Verilen alıştırma 1
Ukrayna'daki savaşla ilgili metinden "-Ukrayna, bağımsız ve" sözcüklerini içeren yerle açılıp "sorumlu bir davranıştır." sözcükleriyle kapanan bölümü birebir kopyalayın.
Verilen alıştırma 2
Ukrayna'daki savaşla ilgili metne göre daha fazla sivil ve asker can kaybını önlemek için ne gerekmektedir?

---------- Gösterilen metin ----------

Ukrayna topraklarında yaşanmakta olan savaşla ilgili olarak,
aşağıdaki saptamaları yapmak mümkündür.
-Ukrayna, bağımsız ve egemen bir devlet ve ülke olarak kendi topraklarının işgal edilmesi girişimine karşı, savaş mağduru konumunda, meşru müdafaa hakkını kullanarak, kendi ülke topraklarını savunmaya çalışmaktadır.
-Daha fazla sivil ve asker can kaybının yaşanmasının önlenmesi için, bir an önce, koşulsuz ve kalıcı ateşkesin sağlanması gerekmektedir.
-Savaşın başlamasından sonra, Nato üyesi devletlerin, asker göndermeyerek, savaşın bir dünya savaşına dönüşmesi ihtimaline karşı önlem almaları, dünyanın bütününe karşı sorumlu bir davranıştır.

---------- Sağlanan malzeme ----------

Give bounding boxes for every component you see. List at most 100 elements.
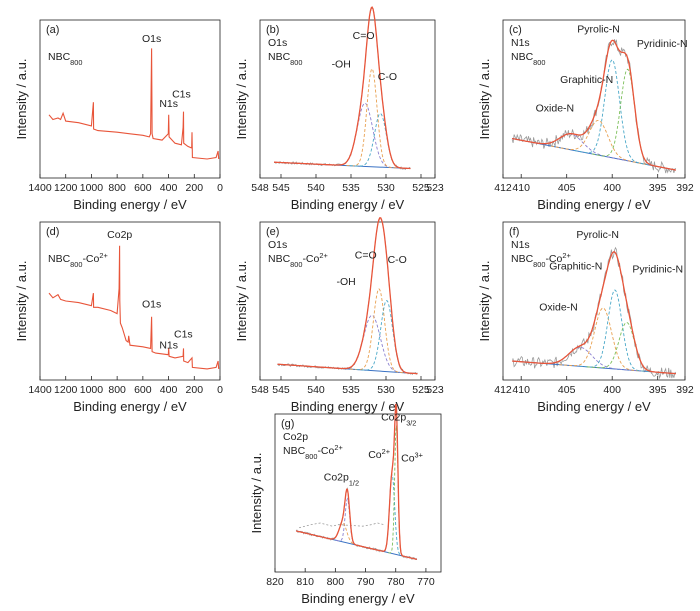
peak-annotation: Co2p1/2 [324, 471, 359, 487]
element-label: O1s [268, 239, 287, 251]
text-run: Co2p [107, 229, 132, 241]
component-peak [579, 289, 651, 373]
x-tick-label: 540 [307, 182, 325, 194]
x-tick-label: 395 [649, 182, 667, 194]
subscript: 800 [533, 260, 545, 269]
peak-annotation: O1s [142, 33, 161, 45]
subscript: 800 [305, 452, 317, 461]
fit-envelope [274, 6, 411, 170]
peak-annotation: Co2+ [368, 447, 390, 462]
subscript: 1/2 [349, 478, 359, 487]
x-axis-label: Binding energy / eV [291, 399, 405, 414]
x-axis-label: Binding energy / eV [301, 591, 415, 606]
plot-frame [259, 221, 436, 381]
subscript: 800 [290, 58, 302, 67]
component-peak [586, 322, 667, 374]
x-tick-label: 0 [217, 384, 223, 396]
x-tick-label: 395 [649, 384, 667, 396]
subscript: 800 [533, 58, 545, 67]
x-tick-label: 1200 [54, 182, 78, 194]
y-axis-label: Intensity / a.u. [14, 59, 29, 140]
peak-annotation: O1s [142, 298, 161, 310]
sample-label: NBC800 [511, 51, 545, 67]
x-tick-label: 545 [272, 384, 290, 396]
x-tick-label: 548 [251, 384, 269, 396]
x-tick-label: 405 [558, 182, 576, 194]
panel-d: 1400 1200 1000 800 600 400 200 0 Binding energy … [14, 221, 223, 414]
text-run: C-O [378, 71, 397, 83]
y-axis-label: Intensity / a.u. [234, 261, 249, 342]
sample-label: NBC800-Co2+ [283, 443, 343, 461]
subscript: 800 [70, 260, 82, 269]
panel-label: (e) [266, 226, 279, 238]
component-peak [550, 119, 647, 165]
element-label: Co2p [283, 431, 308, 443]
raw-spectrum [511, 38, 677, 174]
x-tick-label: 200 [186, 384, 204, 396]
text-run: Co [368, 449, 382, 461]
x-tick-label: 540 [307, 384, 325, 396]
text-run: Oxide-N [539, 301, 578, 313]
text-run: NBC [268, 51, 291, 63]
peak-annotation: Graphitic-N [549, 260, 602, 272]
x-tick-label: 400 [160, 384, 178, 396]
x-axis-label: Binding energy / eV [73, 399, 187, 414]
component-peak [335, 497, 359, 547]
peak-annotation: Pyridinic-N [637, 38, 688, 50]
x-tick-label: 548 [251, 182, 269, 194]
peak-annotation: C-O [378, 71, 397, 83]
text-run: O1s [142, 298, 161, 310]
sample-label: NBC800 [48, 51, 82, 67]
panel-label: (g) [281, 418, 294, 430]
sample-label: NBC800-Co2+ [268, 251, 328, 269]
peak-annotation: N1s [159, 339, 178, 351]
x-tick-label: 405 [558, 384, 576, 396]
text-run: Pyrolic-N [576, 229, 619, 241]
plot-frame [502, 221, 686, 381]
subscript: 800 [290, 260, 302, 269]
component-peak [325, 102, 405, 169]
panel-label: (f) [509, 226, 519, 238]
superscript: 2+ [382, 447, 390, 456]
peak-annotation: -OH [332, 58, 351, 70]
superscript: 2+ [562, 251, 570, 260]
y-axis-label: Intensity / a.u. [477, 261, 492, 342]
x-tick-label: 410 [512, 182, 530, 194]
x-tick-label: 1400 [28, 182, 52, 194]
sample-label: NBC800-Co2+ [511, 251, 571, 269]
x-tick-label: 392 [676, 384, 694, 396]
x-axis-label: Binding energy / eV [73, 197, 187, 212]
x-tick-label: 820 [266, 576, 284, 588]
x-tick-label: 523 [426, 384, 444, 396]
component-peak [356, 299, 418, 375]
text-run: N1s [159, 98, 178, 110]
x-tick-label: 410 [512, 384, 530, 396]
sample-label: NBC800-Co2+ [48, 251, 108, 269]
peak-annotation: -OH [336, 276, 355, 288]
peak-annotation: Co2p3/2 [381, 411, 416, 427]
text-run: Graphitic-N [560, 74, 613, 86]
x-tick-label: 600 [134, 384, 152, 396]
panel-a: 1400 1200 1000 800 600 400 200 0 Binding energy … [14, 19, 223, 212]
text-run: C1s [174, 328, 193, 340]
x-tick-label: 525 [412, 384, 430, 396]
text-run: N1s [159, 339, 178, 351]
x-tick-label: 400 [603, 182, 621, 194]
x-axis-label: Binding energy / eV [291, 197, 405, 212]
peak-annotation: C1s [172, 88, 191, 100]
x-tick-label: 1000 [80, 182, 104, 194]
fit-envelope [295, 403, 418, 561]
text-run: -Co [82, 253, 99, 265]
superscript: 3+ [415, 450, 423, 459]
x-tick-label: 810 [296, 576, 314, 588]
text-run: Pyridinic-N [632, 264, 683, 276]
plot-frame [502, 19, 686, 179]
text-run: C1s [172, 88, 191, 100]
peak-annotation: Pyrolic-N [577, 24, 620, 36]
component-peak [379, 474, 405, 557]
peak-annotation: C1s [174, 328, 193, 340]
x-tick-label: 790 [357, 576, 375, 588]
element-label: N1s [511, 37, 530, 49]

----------

Eksiksiz yanıt 1
-Ukrayna, bağımsız ve egemen bir devlet ve ülke olarak kendi topraklarının işgal edilmesi girişimine karşı, savaş mağduru konumunda, meşru müdafaa hakkını kullanarak, kendi ülke topraklarını savunmaya çalışmaktadır.
-Daha fazla sivil ve asker can kaybının yaşanmasının önlenmesi için, bir an önce, koşulsuz ve kalıcı ateşkesin sağlanması gerekmektedir.
-Savaşın başlamasından sonra, Nato üyesi devletlerin, asker göndermeyerek, savaşın bir dünya savaşına dönüşmesi ihtimaline karşı önlem almaları, dünyanın bütününe karşı sorumlu bir davranıştır.

Eksiksiz yanıt 2
Bir an önce koşulsuz ve kalıcı bir ateşkesin sağlanması gerekmektedir.